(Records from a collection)
-- start --
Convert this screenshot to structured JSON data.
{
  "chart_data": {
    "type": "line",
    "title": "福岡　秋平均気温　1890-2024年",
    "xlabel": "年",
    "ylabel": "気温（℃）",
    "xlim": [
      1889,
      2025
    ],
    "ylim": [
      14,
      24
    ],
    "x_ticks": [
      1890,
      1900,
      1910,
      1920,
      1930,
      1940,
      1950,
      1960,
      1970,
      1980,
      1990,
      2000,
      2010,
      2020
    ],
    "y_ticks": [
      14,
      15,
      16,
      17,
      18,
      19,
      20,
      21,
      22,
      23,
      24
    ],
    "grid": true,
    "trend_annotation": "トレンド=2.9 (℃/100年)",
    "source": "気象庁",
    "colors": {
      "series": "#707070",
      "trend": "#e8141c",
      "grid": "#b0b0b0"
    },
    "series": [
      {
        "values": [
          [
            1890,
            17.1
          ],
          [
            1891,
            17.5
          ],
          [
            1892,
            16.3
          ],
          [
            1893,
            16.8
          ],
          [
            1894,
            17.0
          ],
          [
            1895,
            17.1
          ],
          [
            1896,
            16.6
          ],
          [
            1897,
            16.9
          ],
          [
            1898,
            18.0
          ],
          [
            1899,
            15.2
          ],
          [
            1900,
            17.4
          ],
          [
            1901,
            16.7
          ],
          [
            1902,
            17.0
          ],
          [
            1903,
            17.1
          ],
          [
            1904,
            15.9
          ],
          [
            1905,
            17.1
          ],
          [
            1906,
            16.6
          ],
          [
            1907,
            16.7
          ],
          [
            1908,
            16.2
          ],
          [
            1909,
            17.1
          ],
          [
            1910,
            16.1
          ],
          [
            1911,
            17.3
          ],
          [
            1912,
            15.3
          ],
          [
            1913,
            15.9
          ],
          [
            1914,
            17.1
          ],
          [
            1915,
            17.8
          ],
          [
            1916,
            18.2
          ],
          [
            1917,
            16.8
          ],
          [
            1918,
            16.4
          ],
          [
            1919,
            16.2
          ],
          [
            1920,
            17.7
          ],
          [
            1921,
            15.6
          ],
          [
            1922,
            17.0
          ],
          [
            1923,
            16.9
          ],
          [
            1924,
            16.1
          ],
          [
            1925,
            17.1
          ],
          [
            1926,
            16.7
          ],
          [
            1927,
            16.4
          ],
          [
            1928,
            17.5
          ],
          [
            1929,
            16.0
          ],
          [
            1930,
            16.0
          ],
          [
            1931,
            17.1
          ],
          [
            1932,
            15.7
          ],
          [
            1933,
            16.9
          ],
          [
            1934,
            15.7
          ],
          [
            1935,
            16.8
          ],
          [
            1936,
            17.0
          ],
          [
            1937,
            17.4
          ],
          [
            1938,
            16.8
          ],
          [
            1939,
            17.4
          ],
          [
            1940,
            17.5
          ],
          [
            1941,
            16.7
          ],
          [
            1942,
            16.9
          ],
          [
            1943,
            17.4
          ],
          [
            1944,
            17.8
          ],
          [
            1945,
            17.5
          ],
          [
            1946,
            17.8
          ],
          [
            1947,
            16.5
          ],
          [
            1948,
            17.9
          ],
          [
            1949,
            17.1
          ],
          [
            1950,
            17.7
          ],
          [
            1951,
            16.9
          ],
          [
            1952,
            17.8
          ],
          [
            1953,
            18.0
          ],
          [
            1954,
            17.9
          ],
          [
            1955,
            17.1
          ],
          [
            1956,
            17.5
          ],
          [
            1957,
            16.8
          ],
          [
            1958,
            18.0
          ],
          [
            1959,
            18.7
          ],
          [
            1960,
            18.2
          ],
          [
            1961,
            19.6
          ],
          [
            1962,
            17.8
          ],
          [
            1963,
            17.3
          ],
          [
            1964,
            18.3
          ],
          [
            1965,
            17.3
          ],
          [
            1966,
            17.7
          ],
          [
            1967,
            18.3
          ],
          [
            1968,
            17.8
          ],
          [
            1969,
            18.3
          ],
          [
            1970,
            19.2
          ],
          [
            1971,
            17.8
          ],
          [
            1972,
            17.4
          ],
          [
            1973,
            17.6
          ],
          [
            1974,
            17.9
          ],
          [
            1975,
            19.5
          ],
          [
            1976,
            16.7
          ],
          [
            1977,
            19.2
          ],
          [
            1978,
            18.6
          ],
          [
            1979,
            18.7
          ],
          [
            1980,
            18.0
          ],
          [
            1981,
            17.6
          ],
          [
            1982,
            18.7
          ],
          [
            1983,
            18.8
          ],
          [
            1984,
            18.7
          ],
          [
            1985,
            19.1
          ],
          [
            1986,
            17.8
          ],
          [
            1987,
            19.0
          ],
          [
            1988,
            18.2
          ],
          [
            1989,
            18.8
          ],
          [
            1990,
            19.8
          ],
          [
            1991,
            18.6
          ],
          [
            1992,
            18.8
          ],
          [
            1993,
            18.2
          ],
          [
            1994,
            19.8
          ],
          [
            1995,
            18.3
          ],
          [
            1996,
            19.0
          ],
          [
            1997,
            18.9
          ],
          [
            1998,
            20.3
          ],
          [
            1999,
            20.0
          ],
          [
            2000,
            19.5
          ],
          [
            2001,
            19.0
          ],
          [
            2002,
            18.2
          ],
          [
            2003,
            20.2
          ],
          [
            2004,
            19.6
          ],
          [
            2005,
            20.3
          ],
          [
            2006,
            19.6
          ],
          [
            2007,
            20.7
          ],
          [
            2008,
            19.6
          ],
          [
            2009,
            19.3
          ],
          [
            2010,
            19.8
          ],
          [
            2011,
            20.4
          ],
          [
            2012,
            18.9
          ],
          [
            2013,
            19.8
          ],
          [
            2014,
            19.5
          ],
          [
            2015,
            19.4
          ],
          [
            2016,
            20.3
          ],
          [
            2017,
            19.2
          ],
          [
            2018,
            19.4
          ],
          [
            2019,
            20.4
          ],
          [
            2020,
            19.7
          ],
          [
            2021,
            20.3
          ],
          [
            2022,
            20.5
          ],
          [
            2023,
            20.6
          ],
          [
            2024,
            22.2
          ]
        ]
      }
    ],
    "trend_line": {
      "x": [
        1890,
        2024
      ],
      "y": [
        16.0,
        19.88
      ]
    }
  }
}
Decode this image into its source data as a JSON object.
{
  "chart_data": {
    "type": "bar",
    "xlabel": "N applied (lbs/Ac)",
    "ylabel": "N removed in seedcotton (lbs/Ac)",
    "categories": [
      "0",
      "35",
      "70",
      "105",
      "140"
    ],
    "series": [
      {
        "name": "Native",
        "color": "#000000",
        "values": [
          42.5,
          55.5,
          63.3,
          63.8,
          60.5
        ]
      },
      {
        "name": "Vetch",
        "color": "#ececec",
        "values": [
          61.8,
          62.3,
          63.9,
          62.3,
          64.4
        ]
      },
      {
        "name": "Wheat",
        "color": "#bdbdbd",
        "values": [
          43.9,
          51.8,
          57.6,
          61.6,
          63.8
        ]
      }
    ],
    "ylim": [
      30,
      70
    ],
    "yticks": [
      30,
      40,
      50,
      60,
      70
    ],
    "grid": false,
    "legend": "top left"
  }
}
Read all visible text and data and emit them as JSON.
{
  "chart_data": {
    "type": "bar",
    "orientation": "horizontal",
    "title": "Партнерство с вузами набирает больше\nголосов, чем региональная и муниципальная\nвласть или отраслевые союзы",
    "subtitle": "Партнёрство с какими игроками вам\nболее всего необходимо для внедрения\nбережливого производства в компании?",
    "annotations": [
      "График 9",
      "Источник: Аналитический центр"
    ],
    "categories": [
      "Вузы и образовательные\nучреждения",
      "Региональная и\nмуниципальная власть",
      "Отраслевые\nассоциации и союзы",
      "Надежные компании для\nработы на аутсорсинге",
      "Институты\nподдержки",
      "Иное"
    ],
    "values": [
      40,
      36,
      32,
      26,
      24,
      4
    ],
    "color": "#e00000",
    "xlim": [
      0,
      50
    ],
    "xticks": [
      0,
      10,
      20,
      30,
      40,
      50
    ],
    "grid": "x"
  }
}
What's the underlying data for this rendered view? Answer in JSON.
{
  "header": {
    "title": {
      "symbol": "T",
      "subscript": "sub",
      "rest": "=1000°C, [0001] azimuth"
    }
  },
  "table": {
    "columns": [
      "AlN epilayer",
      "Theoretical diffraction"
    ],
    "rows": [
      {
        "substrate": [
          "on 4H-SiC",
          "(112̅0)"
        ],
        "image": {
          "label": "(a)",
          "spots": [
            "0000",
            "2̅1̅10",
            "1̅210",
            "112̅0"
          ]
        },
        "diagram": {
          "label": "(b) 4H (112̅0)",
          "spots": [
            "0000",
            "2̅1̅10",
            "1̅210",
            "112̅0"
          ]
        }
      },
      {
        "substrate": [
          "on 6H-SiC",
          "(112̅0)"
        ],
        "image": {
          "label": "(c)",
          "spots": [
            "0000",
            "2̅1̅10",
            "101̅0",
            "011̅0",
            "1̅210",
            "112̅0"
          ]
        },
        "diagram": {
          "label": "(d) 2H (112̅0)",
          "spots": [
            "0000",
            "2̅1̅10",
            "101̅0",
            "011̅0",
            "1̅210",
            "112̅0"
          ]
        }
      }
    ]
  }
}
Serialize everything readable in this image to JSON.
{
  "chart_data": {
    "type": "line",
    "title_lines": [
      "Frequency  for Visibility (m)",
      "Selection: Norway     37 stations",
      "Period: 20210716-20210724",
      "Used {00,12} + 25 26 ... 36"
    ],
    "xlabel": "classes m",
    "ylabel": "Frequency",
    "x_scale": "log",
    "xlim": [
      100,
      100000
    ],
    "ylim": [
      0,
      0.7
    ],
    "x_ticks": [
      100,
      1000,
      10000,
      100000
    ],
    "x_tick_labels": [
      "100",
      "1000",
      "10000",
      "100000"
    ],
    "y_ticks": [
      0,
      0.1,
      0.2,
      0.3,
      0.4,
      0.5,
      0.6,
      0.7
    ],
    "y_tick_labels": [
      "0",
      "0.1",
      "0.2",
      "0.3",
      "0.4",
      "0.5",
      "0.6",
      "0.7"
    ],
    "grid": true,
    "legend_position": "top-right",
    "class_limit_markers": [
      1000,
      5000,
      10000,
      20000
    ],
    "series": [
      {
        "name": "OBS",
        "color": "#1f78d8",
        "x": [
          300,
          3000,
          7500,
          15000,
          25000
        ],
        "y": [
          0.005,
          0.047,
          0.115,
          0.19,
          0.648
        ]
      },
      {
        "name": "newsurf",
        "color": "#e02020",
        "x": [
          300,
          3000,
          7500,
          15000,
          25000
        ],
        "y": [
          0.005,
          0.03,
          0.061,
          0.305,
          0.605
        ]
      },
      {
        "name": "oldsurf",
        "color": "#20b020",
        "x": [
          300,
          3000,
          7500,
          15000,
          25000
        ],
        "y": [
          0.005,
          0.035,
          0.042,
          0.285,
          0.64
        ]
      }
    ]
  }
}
-- end --
**Written request:**
Looking at the records above, work out how many lines include the word "ylabel", then give that number by itself.

**Written solution:**
3